List each line of the data that holds the string "Aquiculture", please.

**DATA SHOWN:**
>> Start
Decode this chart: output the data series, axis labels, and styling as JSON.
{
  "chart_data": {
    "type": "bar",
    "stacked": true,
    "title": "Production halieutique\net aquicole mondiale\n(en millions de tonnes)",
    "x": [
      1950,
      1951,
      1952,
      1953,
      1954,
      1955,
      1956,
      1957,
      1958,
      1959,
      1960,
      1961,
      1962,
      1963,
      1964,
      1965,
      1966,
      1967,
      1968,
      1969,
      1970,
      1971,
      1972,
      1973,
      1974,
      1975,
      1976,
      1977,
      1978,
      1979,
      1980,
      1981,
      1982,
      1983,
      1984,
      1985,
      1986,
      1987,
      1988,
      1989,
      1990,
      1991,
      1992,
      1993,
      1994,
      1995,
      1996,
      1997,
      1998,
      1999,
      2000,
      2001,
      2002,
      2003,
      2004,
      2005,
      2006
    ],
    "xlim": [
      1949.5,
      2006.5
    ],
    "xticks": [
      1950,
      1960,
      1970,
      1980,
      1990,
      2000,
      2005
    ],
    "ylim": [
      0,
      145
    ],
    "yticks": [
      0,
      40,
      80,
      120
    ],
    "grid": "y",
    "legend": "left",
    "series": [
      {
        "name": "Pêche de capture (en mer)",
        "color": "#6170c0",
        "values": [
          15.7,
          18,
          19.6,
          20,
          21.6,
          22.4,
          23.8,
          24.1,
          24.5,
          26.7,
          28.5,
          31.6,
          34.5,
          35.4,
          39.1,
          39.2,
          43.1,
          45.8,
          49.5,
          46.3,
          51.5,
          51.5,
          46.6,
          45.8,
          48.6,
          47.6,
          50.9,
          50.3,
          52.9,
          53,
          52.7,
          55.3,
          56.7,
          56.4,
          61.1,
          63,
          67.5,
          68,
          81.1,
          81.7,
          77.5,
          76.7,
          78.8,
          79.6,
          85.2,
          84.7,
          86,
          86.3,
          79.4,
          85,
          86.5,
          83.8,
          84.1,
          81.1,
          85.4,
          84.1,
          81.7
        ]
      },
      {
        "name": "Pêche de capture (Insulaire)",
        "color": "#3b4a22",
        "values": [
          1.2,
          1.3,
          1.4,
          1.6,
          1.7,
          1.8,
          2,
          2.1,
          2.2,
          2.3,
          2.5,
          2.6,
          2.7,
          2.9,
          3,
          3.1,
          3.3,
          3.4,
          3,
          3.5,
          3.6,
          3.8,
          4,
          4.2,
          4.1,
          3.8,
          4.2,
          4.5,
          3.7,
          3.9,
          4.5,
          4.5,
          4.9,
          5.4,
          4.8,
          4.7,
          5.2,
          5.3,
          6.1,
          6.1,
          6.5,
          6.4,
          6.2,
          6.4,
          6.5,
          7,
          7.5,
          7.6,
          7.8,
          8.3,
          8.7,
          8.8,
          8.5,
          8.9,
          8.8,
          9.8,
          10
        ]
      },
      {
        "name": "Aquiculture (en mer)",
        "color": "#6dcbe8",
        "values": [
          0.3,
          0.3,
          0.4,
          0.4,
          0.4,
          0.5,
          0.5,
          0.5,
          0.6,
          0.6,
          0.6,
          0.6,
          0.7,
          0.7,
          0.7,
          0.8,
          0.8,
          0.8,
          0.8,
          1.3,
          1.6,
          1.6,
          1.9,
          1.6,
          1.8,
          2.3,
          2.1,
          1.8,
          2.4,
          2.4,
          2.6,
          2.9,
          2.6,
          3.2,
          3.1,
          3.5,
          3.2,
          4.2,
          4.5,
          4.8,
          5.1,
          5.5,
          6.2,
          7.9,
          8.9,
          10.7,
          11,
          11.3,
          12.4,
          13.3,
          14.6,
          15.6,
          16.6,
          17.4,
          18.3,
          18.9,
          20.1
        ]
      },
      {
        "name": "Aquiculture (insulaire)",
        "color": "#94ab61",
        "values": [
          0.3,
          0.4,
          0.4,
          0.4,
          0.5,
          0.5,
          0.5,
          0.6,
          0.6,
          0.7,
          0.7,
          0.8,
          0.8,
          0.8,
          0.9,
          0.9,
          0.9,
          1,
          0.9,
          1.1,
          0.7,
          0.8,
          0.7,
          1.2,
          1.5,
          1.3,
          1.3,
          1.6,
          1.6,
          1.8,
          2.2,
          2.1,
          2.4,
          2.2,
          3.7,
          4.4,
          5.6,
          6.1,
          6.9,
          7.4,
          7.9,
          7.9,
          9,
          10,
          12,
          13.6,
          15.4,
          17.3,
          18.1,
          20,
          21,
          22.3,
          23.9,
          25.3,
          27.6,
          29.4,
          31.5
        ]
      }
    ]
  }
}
>> End
**WRITTEN SOLUTION:**
        "name": "Aquiculture (en mer)",
        "name": "Aquiculture (insulaire)",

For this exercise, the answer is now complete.